# START OF ENTRIES SHOWN

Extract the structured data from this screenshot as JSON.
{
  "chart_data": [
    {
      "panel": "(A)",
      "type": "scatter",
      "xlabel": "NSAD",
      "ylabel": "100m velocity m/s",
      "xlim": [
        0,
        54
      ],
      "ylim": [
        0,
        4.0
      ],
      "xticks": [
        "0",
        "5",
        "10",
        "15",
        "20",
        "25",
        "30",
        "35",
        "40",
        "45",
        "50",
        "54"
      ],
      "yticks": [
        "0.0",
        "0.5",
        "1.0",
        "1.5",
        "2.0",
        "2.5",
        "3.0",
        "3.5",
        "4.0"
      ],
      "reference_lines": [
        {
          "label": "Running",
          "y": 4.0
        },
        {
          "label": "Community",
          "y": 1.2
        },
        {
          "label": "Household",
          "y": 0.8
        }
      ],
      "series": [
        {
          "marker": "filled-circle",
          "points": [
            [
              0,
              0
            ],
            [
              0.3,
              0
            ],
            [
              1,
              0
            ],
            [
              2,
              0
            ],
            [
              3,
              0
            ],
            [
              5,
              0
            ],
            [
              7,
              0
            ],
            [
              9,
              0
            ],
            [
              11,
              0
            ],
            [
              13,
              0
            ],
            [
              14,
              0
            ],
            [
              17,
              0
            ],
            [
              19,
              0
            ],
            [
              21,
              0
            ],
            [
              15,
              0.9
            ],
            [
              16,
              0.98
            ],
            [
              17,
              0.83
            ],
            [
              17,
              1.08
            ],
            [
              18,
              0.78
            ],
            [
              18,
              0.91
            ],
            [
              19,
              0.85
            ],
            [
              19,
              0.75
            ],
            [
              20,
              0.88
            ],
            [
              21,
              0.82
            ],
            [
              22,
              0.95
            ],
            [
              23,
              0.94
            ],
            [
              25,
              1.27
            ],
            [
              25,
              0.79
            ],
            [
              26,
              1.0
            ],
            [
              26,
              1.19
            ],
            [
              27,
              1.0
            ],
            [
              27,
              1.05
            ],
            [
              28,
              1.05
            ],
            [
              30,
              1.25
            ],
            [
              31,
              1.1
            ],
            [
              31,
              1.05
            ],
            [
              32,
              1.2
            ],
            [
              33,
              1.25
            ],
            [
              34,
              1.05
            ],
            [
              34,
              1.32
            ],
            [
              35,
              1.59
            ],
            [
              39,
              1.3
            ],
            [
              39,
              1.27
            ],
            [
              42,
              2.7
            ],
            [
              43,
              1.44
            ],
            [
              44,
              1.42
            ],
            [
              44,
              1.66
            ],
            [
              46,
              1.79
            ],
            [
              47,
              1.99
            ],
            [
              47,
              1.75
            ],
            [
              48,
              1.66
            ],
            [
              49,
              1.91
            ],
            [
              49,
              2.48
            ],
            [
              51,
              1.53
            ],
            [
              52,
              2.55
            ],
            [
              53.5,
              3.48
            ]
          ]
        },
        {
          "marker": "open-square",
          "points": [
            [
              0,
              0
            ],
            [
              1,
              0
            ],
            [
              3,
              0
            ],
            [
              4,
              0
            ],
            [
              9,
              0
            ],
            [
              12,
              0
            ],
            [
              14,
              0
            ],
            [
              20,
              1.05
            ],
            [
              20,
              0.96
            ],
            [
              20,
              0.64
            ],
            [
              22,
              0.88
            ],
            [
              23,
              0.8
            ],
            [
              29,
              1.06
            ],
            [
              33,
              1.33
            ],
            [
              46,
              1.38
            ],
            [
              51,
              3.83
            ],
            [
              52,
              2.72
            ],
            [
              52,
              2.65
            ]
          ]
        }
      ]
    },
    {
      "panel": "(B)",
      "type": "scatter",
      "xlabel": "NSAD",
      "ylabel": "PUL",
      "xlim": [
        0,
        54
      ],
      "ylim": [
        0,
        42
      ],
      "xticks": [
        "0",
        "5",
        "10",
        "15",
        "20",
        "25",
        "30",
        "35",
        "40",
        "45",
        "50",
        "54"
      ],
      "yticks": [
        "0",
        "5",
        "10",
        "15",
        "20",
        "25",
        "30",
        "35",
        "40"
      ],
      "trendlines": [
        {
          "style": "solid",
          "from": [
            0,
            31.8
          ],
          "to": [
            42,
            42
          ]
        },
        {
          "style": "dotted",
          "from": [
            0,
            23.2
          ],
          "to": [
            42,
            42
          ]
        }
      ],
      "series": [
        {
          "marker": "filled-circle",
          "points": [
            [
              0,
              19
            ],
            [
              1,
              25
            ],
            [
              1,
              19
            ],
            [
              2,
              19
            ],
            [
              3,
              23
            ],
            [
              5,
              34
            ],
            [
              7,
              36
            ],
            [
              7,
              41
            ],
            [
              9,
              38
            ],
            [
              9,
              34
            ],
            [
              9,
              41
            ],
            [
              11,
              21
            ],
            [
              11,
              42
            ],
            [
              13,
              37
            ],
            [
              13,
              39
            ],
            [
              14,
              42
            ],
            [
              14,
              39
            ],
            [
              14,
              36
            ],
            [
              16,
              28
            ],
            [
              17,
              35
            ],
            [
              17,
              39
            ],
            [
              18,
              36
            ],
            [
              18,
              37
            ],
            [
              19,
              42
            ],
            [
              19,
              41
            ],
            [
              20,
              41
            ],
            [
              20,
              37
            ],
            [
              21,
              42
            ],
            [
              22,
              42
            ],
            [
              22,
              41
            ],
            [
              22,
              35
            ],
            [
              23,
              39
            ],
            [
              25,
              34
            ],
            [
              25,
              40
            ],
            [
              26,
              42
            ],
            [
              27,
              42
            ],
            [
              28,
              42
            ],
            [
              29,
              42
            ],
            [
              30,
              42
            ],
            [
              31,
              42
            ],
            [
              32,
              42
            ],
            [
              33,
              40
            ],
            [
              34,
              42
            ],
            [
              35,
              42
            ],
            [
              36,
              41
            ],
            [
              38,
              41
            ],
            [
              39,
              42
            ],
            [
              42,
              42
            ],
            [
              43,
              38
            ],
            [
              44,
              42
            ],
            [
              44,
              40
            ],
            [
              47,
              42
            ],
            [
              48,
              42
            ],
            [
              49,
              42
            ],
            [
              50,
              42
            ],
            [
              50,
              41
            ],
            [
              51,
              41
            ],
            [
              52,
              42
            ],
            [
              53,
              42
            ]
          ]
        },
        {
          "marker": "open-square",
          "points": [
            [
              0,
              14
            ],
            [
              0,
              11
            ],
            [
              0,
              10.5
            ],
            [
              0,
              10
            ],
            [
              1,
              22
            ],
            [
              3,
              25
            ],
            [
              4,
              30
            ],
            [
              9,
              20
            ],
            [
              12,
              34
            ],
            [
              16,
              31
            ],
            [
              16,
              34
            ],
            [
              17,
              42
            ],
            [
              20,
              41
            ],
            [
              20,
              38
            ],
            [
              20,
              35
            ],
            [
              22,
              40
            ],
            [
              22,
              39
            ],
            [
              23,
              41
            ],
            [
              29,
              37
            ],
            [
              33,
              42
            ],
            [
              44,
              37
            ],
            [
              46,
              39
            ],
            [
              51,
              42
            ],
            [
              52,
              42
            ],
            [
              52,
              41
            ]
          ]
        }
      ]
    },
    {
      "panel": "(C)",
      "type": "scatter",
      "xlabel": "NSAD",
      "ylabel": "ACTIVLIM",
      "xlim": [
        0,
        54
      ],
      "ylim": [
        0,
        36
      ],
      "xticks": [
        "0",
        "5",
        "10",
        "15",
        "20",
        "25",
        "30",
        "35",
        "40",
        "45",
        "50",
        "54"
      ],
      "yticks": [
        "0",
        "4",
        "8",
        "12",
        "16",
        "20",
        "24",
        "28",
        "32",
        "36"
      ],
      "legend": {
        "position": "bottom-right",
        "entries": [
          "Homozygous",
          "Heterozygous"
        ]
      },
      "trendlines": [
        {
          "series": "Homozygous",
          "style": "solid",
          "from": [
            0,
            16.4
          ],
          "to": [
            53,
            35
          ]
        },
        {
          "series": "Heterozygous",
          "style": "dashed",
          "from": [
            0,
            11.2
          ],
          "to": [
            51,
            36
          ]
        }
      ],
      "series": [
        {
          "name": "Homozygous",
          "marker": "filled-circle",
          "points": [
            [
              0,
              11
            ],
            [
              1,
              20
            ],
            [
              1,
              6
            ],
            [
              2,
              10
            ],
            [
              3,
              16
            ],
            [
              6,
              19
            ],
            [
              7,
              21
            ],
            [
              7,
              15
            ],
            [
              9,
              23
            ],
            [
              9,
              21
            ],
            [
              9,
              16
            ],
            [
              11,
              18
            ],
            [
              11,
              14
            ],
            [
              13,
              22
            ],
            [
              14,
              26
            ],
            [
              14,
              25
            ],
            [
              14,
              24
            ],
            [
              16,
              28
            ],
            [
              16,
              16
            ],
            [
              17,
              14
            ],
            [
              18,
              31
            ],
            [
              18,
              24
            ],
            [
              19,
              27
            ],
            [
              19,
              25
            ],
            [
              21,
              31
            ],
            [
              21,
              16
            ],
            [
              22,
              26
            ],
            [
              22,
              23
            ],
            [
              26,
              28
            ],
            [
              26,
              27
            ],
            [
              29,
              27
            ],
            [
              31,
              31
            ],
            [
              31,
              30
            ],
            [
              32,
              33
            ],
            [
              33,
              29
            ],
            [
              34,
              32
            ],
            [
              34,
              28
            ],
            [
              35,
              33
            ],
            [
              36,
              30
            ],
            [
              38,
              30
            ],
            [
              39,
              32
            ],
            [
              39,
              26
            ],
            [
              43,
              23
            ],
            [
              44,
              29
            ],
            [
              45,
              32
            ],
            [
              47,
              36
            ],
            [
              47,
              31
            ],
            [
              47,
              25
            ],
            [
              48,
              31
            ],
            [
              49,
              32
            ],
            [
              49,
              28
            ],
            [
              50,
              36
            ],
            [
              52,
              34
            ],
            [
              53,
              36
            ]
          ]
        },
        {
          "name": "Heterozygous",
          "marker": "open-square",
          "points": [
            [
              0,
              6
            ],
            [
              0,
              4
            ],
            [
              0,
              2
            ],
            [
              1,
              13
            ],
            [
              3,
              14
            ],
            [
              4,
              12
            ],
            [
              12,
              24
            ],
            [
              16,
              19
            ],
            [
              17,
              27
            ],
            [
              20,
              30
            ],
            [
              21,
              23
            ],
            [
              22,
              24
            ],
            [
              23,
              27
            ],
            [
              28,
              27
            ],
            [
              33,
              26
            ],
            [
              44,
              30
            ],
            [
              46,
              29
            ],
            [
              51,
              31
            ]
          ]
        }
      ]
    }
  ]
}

# END OF ENTRIES SHOWN

- _AIM OF THE TASK_
Across all the entries, count the lines that contain the word "Heterozygous" and give the number by itself.

- _FINISHED EXERCISE_
3